_Goal_
Reproduce the records below exactly as they appear.

_The records_
▽

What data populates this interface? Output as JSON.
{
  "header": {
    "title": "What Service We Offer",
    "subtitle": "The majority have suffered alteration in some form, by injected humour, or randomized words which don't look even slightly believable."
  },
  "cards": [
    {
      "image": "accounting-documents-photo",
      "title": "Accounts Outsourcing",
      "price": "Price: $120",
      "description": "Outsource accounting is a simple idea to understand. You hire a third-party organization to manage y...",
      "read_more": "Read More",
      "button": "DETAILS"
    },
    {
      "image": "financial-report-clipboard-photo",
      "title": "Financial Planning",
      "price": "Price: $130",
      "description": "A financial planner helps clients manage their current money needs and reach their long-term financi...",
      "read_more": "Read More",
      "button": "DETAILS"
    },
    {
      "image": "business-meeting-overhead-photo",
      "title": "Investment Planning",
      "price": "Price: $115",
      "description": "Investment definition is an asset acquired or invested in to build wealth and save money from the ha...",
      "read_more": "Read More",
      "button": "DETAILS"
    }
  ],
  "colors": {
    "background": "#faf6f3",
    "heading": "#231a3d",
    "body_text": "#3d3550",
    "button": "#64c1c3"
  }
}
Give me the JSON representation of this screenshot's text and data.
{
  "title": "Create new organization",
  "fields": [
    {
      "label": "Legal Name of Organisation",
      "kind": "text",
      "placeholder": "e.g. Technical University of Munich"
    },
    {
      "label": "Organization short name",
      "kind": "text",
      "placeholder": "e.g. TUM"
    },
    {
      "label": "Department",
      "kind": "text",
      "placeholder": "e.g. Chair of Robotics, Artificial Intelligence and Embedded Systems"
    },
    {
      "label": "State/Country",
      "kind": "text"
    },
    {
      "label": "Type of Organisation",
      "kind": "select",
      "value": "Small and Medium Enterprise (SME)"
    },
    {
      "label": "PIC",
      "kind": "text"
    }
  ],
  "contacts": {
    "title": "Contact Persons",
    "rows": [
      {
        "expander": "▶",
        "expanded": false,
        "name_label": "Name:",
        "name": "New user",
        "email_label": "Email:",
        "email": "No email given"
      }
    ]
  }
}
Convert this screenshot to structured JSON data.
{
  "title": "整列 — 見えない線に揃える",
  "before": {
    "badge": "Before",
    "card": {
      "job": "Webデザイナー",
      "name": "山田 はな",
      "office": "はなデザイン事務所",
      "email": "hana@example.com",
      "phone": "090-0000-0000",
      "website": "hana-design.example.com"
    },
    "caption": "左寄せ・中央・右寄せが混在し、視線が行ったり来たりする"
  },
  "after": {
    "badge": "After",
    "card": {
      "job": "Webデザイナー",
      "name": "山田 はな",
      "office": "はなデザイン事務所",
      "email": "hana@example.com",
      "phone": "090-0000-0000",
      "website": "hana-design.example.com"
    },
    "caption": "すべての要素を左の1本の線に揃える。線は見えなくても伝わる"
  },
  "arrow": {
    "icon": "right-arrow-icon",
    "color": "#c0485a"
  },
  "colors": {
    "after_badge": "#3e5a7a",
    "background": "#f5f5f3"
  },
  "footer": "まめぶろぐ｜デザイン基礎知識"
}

△

_Reply_
What data populates this interface? Output as JSON.
{
  "header": {
    "title": "What Service We Offer",
    "subtitle": "The majority have suffered alteration in some form, by injected humour, or randomized words which don't look even slightly believable."
  },
  "cards": [
    {
      "image": "accounting-documents-photo",
      "title": "Accounts Outsourcing",
      "price": "Price: $120",
      "description": "Outsource accounting is a simple idea to understand. You hire a third-party organization to manage y...",
      "read_more": "Read More",
      "button": "DETAILS"
    },
    {
      "image": "financial-report-clipboard-photo",
      "title": "Financial Planning",
      "price": "Price: $130",
      "description": "A financial planner helps clients manage their current money needs and reach their long-term financi...",
      "read_more": "Read More",
      "button": "DETAILS"
    },
    {
      "image": "business-meeting-overhead-photo",
      "title": "Investment Planning",
      "price": "Price: $115",
      "description": "Investment definition is an asset acquired or invested in to build wealth and save money from the ha...",
      "read_more": "Read More",
      "button": "DETAILS"
    }
  ],
  "colors": {
    "background": "#faf6f3",
    "heading": "#231a3d",
    "body_text": "#3d3550",
    "button": "#64c1c3"
  }
}
Give me the JSON representation of this screenshot's text and data.
{
  "title": "Create new organization",
  "fields": [
    {
      "label": "Legal Name of Organisation",
      "kind": "text",
      "placeholder": "e.g. Technical University of Munich"
    },
    {
      "label": "Organization short name",
      "kind": "text",
      "placeholder": "e.g. TUM"
    },
    {
      "label": "Department",
      "kind": "text",
      "placeholder": "e.g. Chair of Robotics, Artificial Intelligence and Embedded Systems"
    },
    {
      "label": "State/Country",
      "kind": "text"
    },
    {
      "label": "Type of Organisation",
      "kind": "select",
      "value": "Small and Medium Enterprise (SME)"
    },
    {
      "label": "PIC",
      "kind": "text"
    }
  ],
  "contacts": {
    "title": "Contact Persons",
    "rows": [
      {
        "expander": "▶",
        "expanded": false,
        "name_label": "Name:",
        "name": "New user",
        "email_label": "Email:",
        "email": "No email given"
      }
    ]
  }
}
Convert this screenshot to structured JSON data.
{
  "title": "整列 — 見えない線に揃える",
  "before": {
    "badge": "Before",
    "card": {
      "job": "Webデザイナー",
      "name": "山田 はな",
      "office": "はなデザイン事務所",
      "email": "hana@example.com",
      "phone": "090-0000-0000",
      "website": "hana-design.example.com"
    },
    "caption": "左寄せ・中央・右寄せが混在し、視線が行ったり来たりする"
  },
  "after": {
    "badge": "After",
    "card": {
      "job": "Webデザイナー",
      "name": "山田 はな",
      "office": "はなデザイン事務所",
      "email": "hana@example.com",
      "phone": "090-0000-0000",
      "website": "hana-design.example.com"
    },
    "caption": "すべての要素を左の1本の線に揃える。線は見えなくても伝わる"
  },
  "arrow": {
    "icon": "right-arrow-icon",
    "color": "#c0485a"
  },
  "colors": {
    "after_badge": "#3e5a7a",
    "background": "#f5f5f3"
  },
  "footer": "まめぶろぐ｜デザイン基礎知識"
}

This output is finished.